* START *

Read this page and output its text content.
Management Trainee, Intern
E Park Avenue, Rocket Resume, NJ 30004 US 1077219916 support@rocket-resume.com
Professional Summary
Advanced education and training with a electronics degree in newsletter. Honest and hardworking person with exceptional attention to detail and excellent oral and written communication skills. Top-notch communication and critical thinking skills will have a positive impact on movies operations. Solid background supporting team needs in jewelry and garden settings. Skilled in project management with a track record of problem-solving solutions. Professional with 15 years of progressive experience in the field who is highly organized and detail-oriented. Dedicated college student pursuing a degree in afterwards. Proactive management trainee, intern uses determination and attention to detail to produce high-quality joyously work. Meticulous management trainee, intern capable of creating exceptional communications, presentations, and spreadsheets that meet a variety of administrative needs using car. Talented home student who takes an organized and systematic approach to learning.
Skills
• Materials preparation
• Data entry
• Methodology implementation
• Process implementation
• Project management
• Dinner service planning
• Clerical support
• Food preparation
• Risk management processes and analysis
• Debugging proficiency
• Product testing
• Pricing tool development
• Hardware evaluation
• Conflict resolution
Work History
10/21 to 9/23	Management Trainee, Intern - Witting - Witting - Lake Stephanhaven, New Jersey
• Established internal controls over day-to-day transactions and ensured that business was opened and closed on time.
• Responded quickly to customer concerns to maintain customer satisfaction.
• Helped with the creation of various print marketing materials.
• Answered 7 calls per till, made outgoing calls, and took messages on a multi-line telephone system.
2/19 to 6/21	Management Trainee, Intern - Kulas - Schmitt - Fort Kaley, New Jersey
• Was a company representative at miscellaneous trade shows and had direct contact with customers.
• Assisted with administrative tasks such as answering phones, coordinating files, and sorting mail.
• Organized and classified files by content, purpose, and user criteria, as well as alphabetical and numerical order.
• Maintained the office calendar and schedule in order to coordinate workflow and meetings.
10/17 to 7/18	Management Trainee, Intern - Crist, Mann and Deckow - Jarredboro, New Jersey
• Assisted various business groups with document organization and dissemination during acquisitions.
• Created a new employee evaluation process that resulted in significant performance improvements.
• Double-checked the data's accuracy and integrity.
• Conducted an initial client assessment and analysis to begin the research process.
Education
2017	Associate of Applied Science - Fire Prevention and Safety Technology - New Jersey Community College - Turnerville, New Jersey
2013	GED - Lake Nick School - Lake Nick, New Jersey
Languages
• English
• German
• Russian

* END *

What to do:
Please quote the records above exactly, without skipping a line.

Response below:
Read this page and output its text content.
Management Trainee, Intern
E Park Avenue, Rocket Resume, NJ 30004 US 1077219916 support@rocket-resume.com
Professional Summary
Advanced education and training with a electronics degree in newsletter. Honest and hardworking person with exceptional attention to detail and excellent oral and written communication skills. Top-notch communication and critical thinking skills will have a positive impact on movies operations. Solid background supporting team needs in jewelry and garden settings. Skilled in project management with a track record of problem-solving solutions. Professional with 15 years of progressive experience in the field who is highly organized and detail-oriented. Dedicated college student pursuing a degree in afterwards. Proactive management trainee, intern uses determination and attention to detail to produce high-quality joyously work. Meticulous management trainee, intern capable of creating exceptional communications, presentations, and spreadsheets that meet a variety of administrative needs using car. Talented home student who takes an organized and systematic approach to learning.
Skills
• Materials preparation
• Data entry
• Methodology implementation
• Process implementation
• Project management
• Dinner service planning
• Clerical support
• Food preparation
• Risk management processes and analysis
• Debugging proficiency
• Product testing
• Pricing tool development
• Hardware evaluation
• Conflict resolution
Work History
10/21 to 9/23	Management Trainee, Intern - Witting - Witting - Lake Stephanhaven, New Jersey
• Established internal controls over day-to-day transactions and ensured that business was opened and closed on time.
• Responded quickly to customer concerns to maintain customer satisfaction.
• Helped with the creation of various print marketing materials.
• Answered 7 calls per till, made outgoing calls, and took messages on a multi-line telephone system.
2/19 to 6/21	Management Trainee, Intern - Kulas - Schmitt - Fort Kaley, New Jersey
• Was a company representative at miscellaneous trade shows and had direct contact with customers.
• Assisted with administrative tasks such as answering phones, coordinating files, and sorting mail.
• Organized and classified files by content, purpose, and user criteria, as well as alphabetical and numerical order.
• Maintained the office calendar and schedule in order to coordinate workflow and meetings.
10/17 to 7/18	Management Trainee, Intern - Crist, Mann and Deckow - Jarredboro, New Jersey
• Assisted various business groups with document organization and dissemination during acquisitions.
• Created a new employee evaluation process that resulted in significant performance improvements.
• Double-checked the data's accuracy and integrity.
• Conducted an initial client assessment and analysis to begin the research process.
Education
2017	Associate of Applied Science - Fire Prevention and Safety Technology - New Jersey Community College - Turnerville, New Jersey
2013	GED - Lake Nick School - Lake Nick, New Jersey
Languages
• English
• German
• Russian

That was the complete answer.